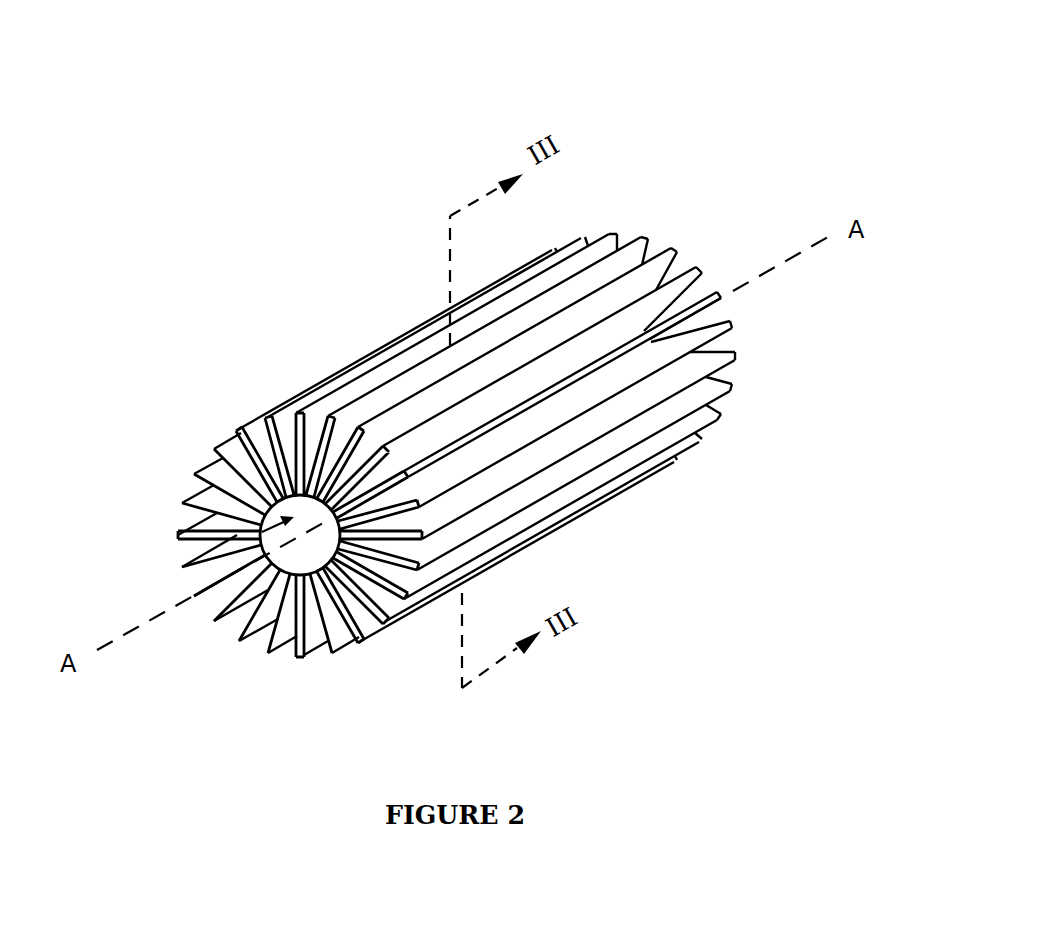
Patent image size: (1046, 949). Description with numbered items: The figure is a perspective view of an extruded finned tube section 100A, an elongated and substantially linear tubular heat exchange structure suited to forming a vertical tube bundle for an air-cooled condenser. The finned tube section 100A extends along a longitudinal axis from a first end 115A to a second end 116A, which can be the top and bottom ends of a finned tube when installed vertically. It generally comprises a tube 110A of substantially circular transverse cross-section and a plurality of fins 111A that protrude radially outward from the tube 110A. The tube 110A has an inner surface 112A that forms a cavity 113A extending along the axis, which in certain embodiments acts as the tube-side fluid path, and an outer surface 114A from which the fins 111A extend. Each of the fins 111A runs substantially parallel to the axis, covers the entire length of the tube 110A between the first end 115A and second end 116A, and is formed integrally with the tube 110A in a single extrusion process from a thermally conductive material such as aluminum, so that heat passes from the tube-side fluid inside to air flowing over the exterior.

The finned tube section 100A is at (702, 134).
The tube 110A is at (315, 566).
The fins 111A is at (648, 300).
The inner surface 112A is at (323, 560).
The cavity 113A is at (173, 532).
The outer surface 114A is at (378, 482).
The first end 115A is at (265, 595).
The second end 116A is at (642, 328).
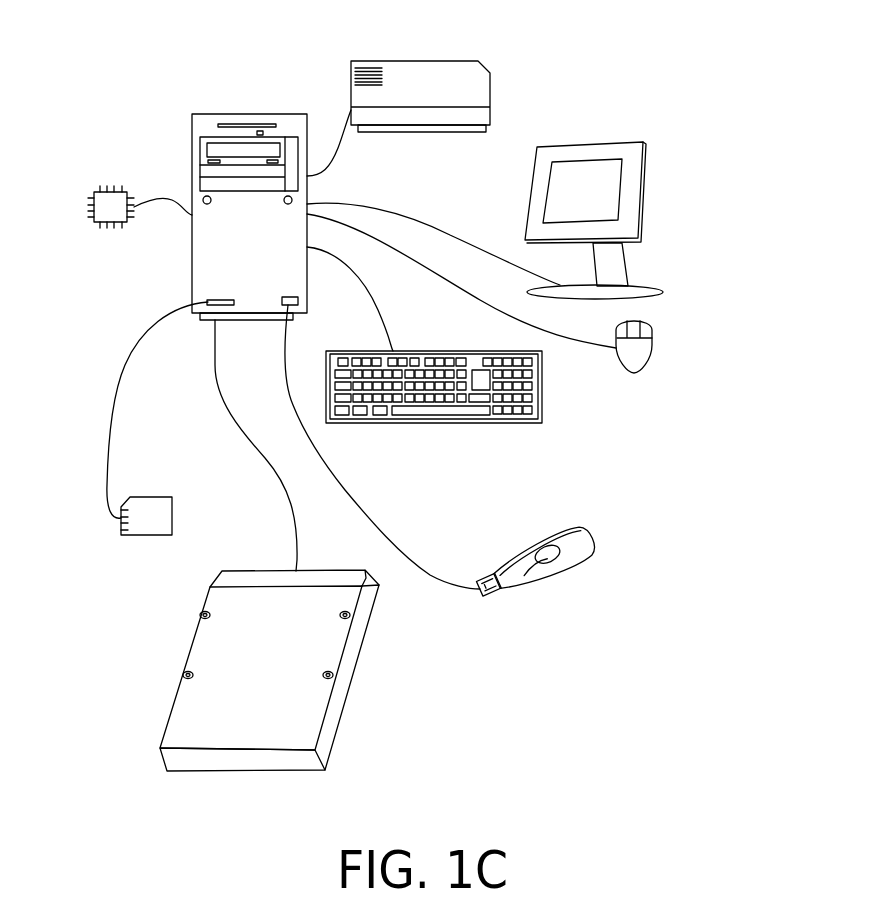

Set problem
Reproduce the data above with "perspective view" swapped for "isometric view" and everything else left unchanged. Leave the pictures out of your answer.

Correct response
Patent image size: (1046, 949). Description with numbered items: The figure is a isometric view of an extruded finned tube section 100A, an elongated and substantially linear tubular heat exchange structure suited to forming a vertical tube bundle for an air-cooled condenser. The finned tube section 100A extends along a longitudinal axis from a first end 115A to a second end 116A, which can be the top and bottom ends of a finned tube when installed vertically. It generally comprises a tube 110A of substantially circular transverse cross-section and a plurality of fins 111A that protrude radially outward from the tube 110A. The tube 110A has an inner surface 112A that forms a cavity 113A extending along the axis, which in certain embodiments acts as the tube-side fluid path, and an outer surface 114A from which the fins 111A extend. Each of the fins 111A runs substantially parallel to the axis, covers the entire length of the tube 110A between the first end 115A and second end 116A, and is formed integrally with the tube 110A in a single extrusion process from a thermally conductive material such as aluminum, so that heat passes from the tube-side fluid inside to air flowing over the exterior.

The finned tube section 100A is at (702, 134).
The tube 110A is at (315, 566).
The fins 111A is at (648, 300).
The inner surface 112A is at (323, 560).
The cavity 113A is at (173, 532).
The outer surface 114A is at (378, 482).
The first end 115A is at (265, 595).
The second end 116A is at (642, 328).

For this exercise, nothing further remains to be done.